- SUPPLIED ENTRIES -
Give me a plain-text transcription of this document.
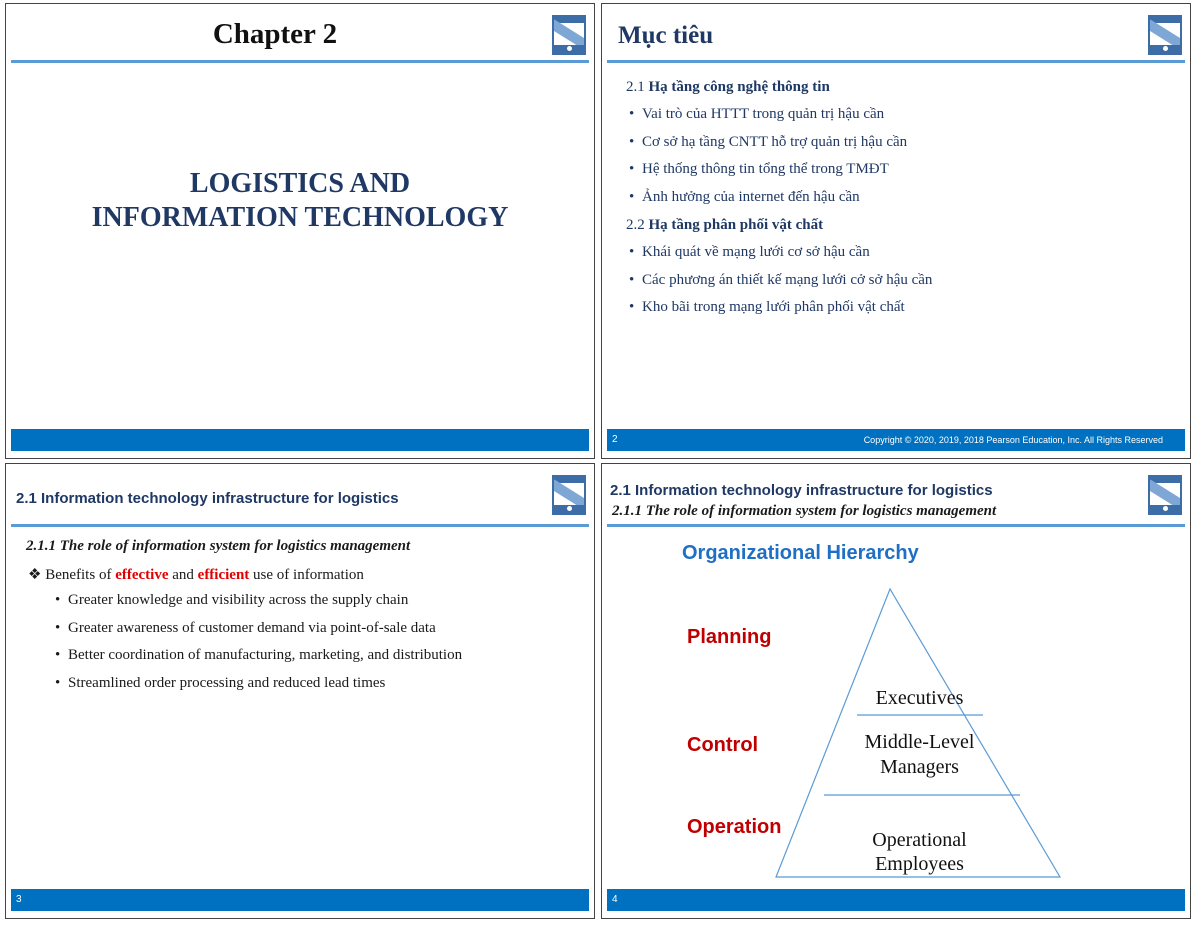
Chapter 2
LOGISTICS AND
INFORMATION TECHNOLOGY
Mục tiêu
2.1 Hạ tầng công nghệ thông tin
• Vai trò của HTTT trong quản trị hậu cần
• Cơ sở hạ tầng CNTT hỗ trợ quản trị hậu cần
• Hệ thống thông tin tổng thể trong TMĐT
• Ảnh hưởng của internet đến hậu cần
2.2 Hạ tầng phân phối vật chất
• Khái quát về mạng lưới cơ sở hậu cần
• Các phương án thiết kế mạng lưới cở sở hậu cần
• Kho bãi trong mạng lưới phân phối vật chất
2	Copyright © 2020, 2019, 2018 Pearson Education, Inc. All Rights Reserved
2.1 Information technology infrastructure for logistics
2.1.1 The role of information system for logistics management
❖ Benefits of effective and efficient use of information
• Greater knowledge and visibility across the supply chain
• Greater awareness of customer demand via point-of-sale data
• Better coordination of manufacturing, marketing, and distribution
• Streamlined order processing and reduced lead times
3
2.1 Information technology infrastructure for logistics
2.1.1 The role of information system for logistics management
Organizational Hierarchy
Planning
Control
Operation
Executives
Middle-Level
Managers
Operational
Employees
4
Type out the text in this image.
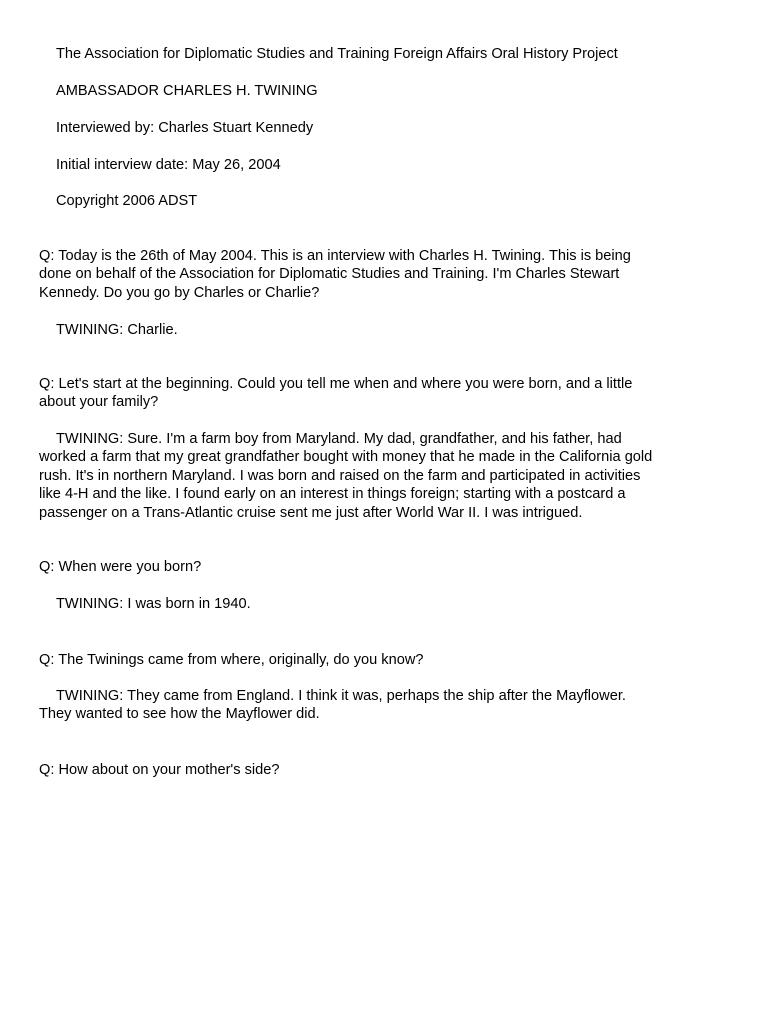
The Association for Diplomatic Studies and Training Foreign Affairs Oral History Project

AMBASSADOR CHARLES H. TWINING

Interviewed by: Charles Stuart Kennedy

Initial interview date: May 26, 2004

Copyright 2006 ADST

Q: Today is the 26th of May 2004. This is an interview with Charles H. Twining. This is being
done on behalf of the Association for Diplomatic Studies and Training. I'm Charles Stewart
Kennedy. Do you go by Charles or Charlie?

TWINING: Charlie.

Q: Let's start at the beginning. Could you tell me when and where you were born, and a little
about your family?

TWINING: Sure. I'm a farm boy from Maryland. My dad, grandfather, and his father, had
worked a farm that my great grandfather bought with money that he made in the California gold
rush. It's in northern Maryland. I was born and raised on the farm and participated in activities
like 4-H and the like. I found early on an interest in things foreign; starting with a postcard a
passenger on a Trans-Atlantic cruise sent me just after World War II. I was intrigued.

Q: When were you born?

TWINING: I was born in 1940.

Q: The Twinings came from where, originally, do you know?

TWINING: They came from England. I think it was, perhaps the ship after the Mayflower.
They wanted to see how the Mayflower did.

Q: How about on your mother's side?
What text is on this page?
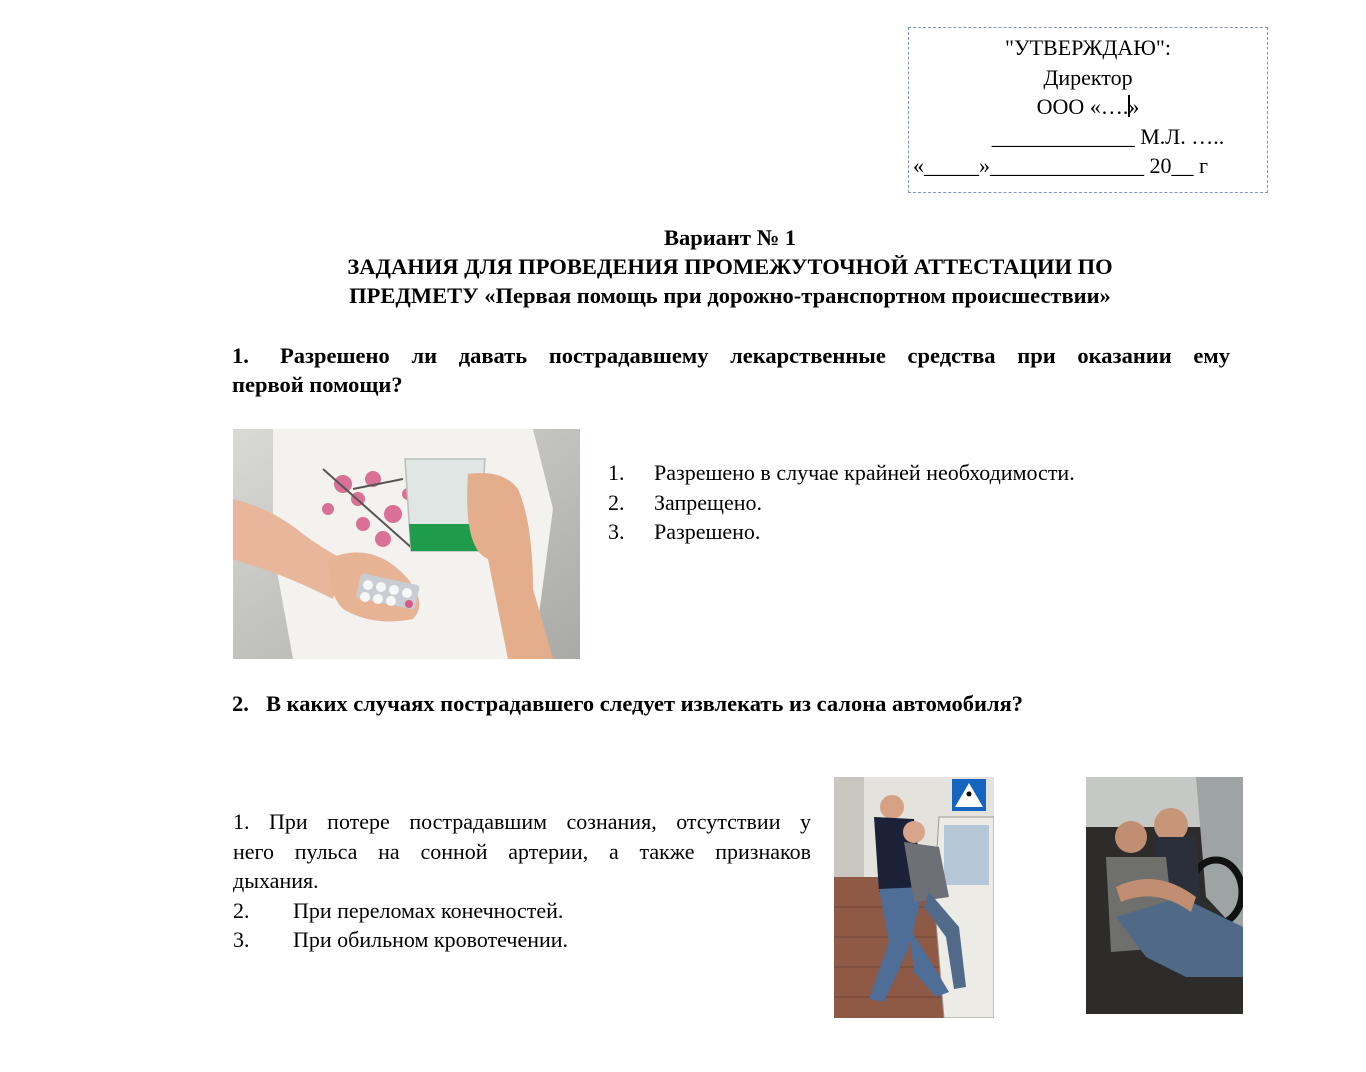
"УТВЕРЖДАЮ":
Директор
ООО «….»
_____________ М.Л. …..
«_____»______________ 20__ г
Вариант № 1
ЗАДАНИЯ ДЛЯ ПРОВЕДЕНИЯ ПРОМЕЖУТОЧНОЙ АТТЕСТАЦИИ ПО
ПРЕДМЕТУ «Первая помощь при дорожно-транспортном происшествии»
1. Разрешено ли давать пострадавшему лекарственные средства при оказании ему
первой помощи?
1.	Разрешено в случае крайней необходимости.
2.	Запрещено.
3.	Разрешено.
2. В каких случаях пострадавшего следует извлекать из салона автомобиля?
1. При потере пострадавшим сознания, отсутствии у
него пульса на сонной артерии, а также признаков
дыхания.
2.	При переломах конечностей.
3.	При обильном кровотечении.
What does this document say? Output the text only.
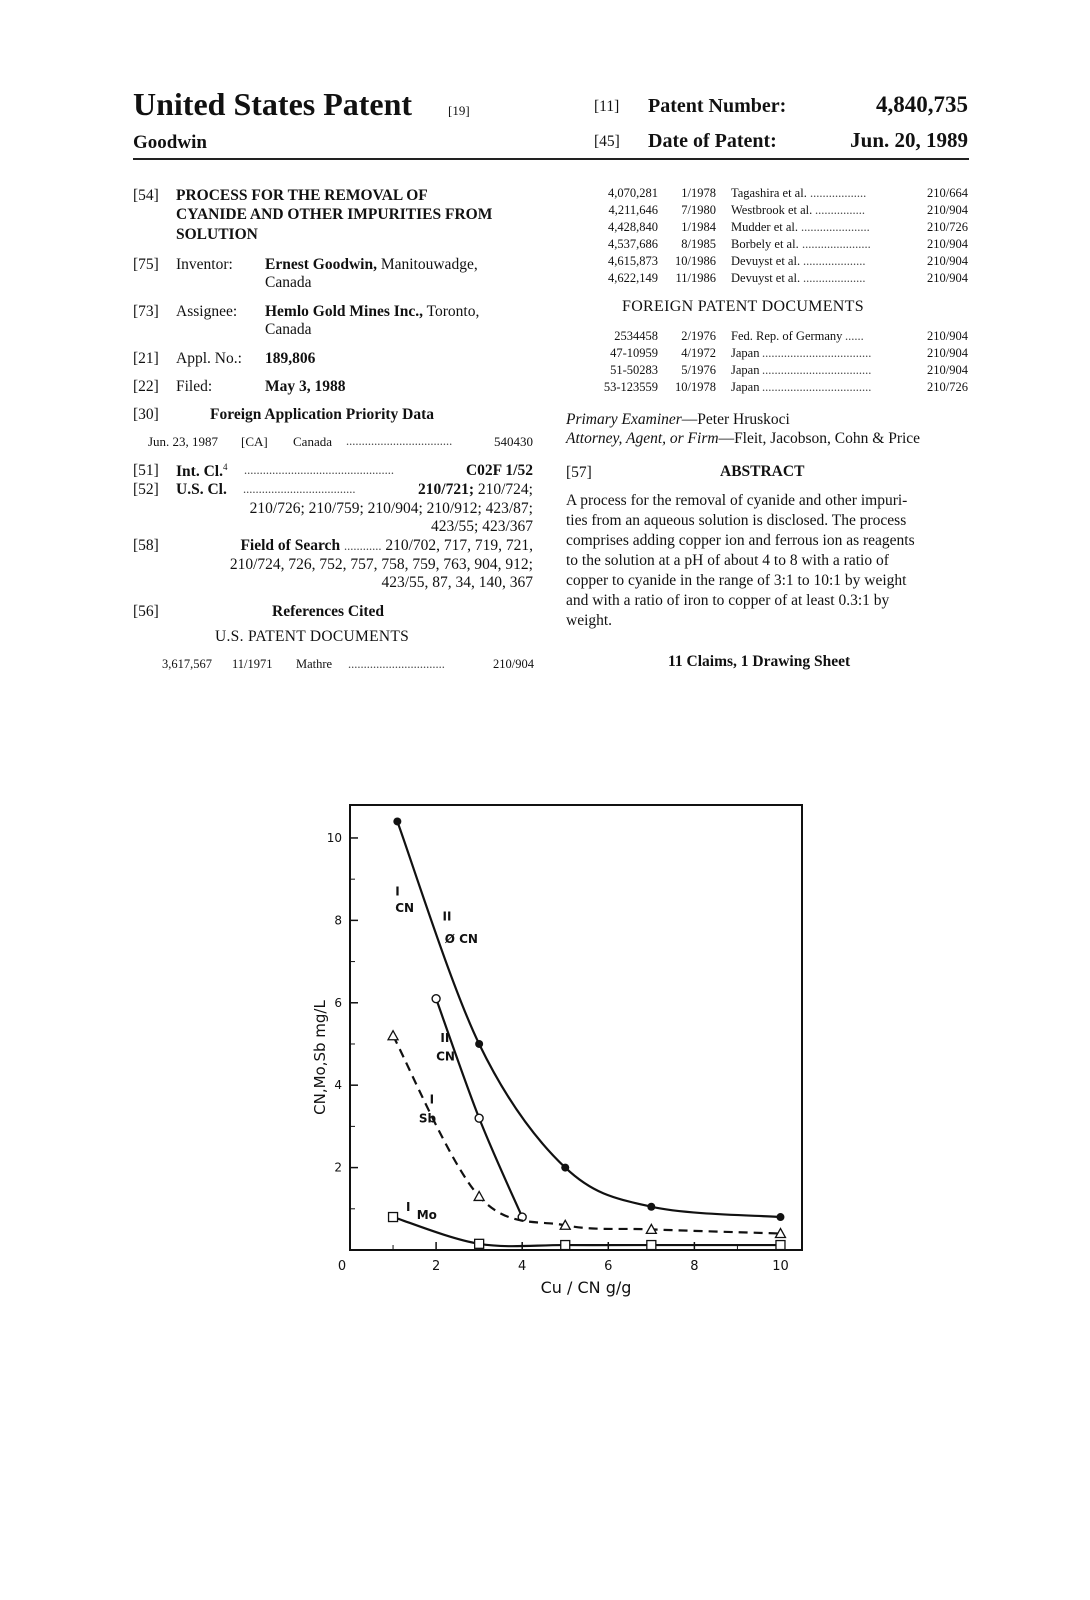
United States Patent	[19]
Goodwin
[11] Patent Number:	4,840,735
[45] Date of Patent:	Jun. 20, 1989
[54] PROCESS FOR THE REMOVAL OF
CYANIDE AND OTHER IMPURITIES FROM
SOLUTION
[75] Inventor: Ernest Goodwin, Manitouwadge,
Canada
[73] Assignee: Hemlo Gold Mines Inc., Toronto,
Canada
[21] Appl. No.: 189,806
[22] Filed:	May 3, 1988
[30]	Foreign Application Priority Data
Jun. 23, 1987 [CA] Canada ..................................	540430
[51] Int. Cl.$^4$ ................................................	C02F 1/52
[52] U.S. Cl. ....................................	210/721; 210/724;
210/726; 210/759; 210/904; 210/912; 423/87;
423/55; 423/367
[58]	Field of Search ............ 210/702, 717, 719, 721,
210/724, 726, 752, 757, 758, 759, 763, 904, 912;
423/55, 87, 34, 140, 367
[56]	References Cited
U.S. PATENT DOCUMENTS
3,617,567 11/1971 Mathre ...............................	210/904
4,070,281 1/1978 Tagashira et al. ..................	210/664
4,211,646 7/1980 Westbrook et al. ................	210/904
4,428,840 1/1984 Mudder et al. ......................	210/726
4,537,686 8/1985 Borbely et al. ......................	210/904
4,615,873 10/1986 Devuyst et al. ....................	210/904
4,622,149 11/1986 Devuyst et al. ....................	210/904
FOREIGN PATENT DOCUMENTS
2534458 2/1976 Fed. Rep. of Germany ......	210/904
47-10959 4/1972 Japan ...................................	210/904
51-50283 5/1976 Japan ...................................	210/904
53-123559 10/1978 Japan ...................................	210/726
Primary Examiner—Peter Hruskoci
Attorney, Agent, or Firm—Fleit, Jacobson, Cohn & Price
[57]	ABSTRACT
A process for the removal of cyanide and other impuri-
ties from an aqueous solution is disclosed. The process
comprises adding copper ion and ferrous ion as reagents
to the solution at a pH of about 4 to 8 with a ratio of
copper to cyanide in the range of 3:1 to 10:1 by weight
and with a ratio of iron to copper of at least 0.3:1 by
weight.
11 Claims, 1 Drawing Sheet
2	4	6	8	10
2
4
6
8
10
0
Cu / CN g/g
CN,Mo,Sb mg/L
I
CN
II
Ø CN
II
CN
I
Sb
I
Mo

- WHAT YOU NEED TO DO -
Repeat each entry exactly as it appears; skip any picture.

- SOLUTION FOR THIS EXERCISE -
Give me a plain-text transcription of this document.
Chapter 2
LOGISTICS AND
INFORMATION TECHNOLOGY
Mục tiêu
2.1 Hạ tầng công nghệ thông tin
• Vai trò của HTTT trong quản trị hậu cần
• Cơ sở hạ tầng CNTT hỗ trợ quản trị hậu cần
• Hệ thống thông tin tổng thể trong TMĐT
• Ảnh hưởng của internet đến hậu cần
2.2 Hạ tầng phân phối vật chất
• Khái quát về mạng lưới cơ sở hậu cần
• Các phương án thiết kế mạng lưới cở sở hậu cần
• Kho bãi trong mạng lưới phân phối vật chất
2	Copyright © 2020, 2019, 2018 Pearson Education, Inc. All Rights Reserved
2.1 Information technology infrastructure for logistics
2.1.1 The role of information system for logistics management
❖ Benefits of effective and efficient use of information
• Greater knowledge and visibility across the supply chain
• Greater awareness of customer demand via point-of-sale data
• Better coordination of manufacturing, marketing, and distribution
• Streamlined order processing and reduced lead times
3
2.1 Information technology infrastructure for logistics
2.1.1 The role of information system for logistics management
Organizational Hierarchy
Planning
Control
Operation
Executives
Middle-Level
Managers
Operational
Employees
4
Type out the text in this image.
The Association for Diplomatic Studies and Training Foreign Affairs Oral History Project

AMBASSADOR CHARLES H. TWINING

Interviewed by: Charles Stuart Kennedy

Initial interview date: May 26, 2004

Copyright 2006 ADST

Q: Today is the 26th of May 2004. This is an interview with Charles H. Twining. This is being
done on behalf of the Association for Diplomatic Studies and Training. I'm Charles Stewart
Kennedy. Do you go by Charles or Charlie?

TWINING: Charlie.

Q: Let's start at the beginning. Could you tell me when and where you were born, and a little
about your family?

TWINING: Sure. I'm a farm boy from Maryland. My dad, grandfather, and his father, had
worked a farm that my great grandfather bought with money that he made in the California gold
rush. It's in northern Maryland. I was born and raised on the farm and participated in activities
like 4-H and the like. I found early on an interest in things foreign; starting with a postcard a
passenger on a Trans-Atlantic cruise sent me just after World War II. I was intrigued.

Q: When were you born?

TWINING: I was born in 1940.

Q: The Twinings came from where, originally, do you know?

TWINING: They came from England. I think it was, perhaps the ship after the Mayflower.
They wanted to see how the Mayflower did.

Q: How about on your mother's side?
What text is on this page?
"УТВЕРЖДАЮ":
Директор
ООО «….»
_____________ М.Л. …..
«_____»______________ 20__ г
Вариант № 1
ЗАДАНИЯ ДЛЯ ПРОВЕДЕНИЯ ПРОМЕЖУТОЧНОЙ АТТЕСТАЦИИ ПО
ПРЕДМЕТУ «Первая помощь при дорожно-транспортном происшествии»
1. Разрешено ли давать пострадавшему лекарственные средства при оказании ему
первой помощи?
1.	Разрешено в случае крайней необходимости.
2.	Запрещено.
3.	Разрешено.
2. В каких случаях пострадавшего следует извлекать из салона автомобиля?
1. При потере пострадавшим сознания, отсутствии у
него пульса на сонной артерии, а также признаков
дыхания.
2.	При переломах конечностей.
3.	При обильном кровотечении.
What does this document say? Output the text only.
United States Patent	[19]
Goodwin
[11] Patent Number:	4,840,735
[45] Date of Patent:	Jun. 20, 1989
[54] PROCESS FOR THE REMOVAL OF
CYANIDE AND OTHER IMPURITIES FROM
SOLUTION
[75] Inventor: Ernest Goodwin, Manitouwadge,
Canada
[73] Assignee: Hemlo Gold Mines Inc., Toronto,
Canada
[21] Appl. No.: 189,806
[22] Filed:	May 3, 1988
[30]	Foreign Application Priority Data
Jun. 23, 1987 [CA] Canada ..................................	540430
[51] Int. Cl.$^4$ ................................................	C02F 1/52
[52] U.S. Cl. ....................................	210/721; 210/724;
210/726; 210/759; 210/904; 210/912; 423/87;
423/55; 423/367
[58]	Field of Search ............ 210/702, 717, 719, 721,
210/724, 726, 752, 757, 758, 759, 763, 904, 912;
423/55, 87, 34, 140, 367
[56]	References Cited
U.S. PATENT DOCUMENTS
3,617,567 11/1971 Mathre ...............................	210/904
4,070,281 1/1978 Tagashira et al. ..................	210/664
4,211,646 7/1980 Westbrook et al. ................	210/904
4,428,840 1/1984 Mudder et al. ......................	210/726
4,537,686 8/1985 Borbely et al. ......................	210/904
4,615,873 10/1986 Devuyst et al. ....................	210/904
4,622,149 11/1986 Devuyst et al. ....................	210/904
FOREIGN PATENT DOCUMENTS
2534458 2/1976 Fed. Rep. of Germany ......	210/904
47-10959 4/1972 Japan ...................................	210/904
51-50283 5/1976 Japan ...................................	210/904
53-123559 10/1978 Japan ...................................	210/726
Primary Examiner—Peter Hruskoci
Attorney, Agent, or Firm—Fleit, Jacobson, Cohn & Price
[57]	ABSTRACT
A process for the removal of cyanide and other impuri-
ties from an aqueous solution is disclosed. The process
comprises adding copper ion and ferrous ion as reagents
to the solution at a pH of about 4 to 8 with a ratio of
copper to cyanide in the range of 3:1 to 10:1 by weight
and with a ratio of iron to copper of at least 0.3:1 by
weight.
11 Claims, 1 Drawing Sheet
2	4	6	8	10
2
4
6
8
10
0
Cu / CN g/g
CN,Mo,Sb mg/L
I
CN
II
Ø CN
II
CN
I
Sb
I
Mo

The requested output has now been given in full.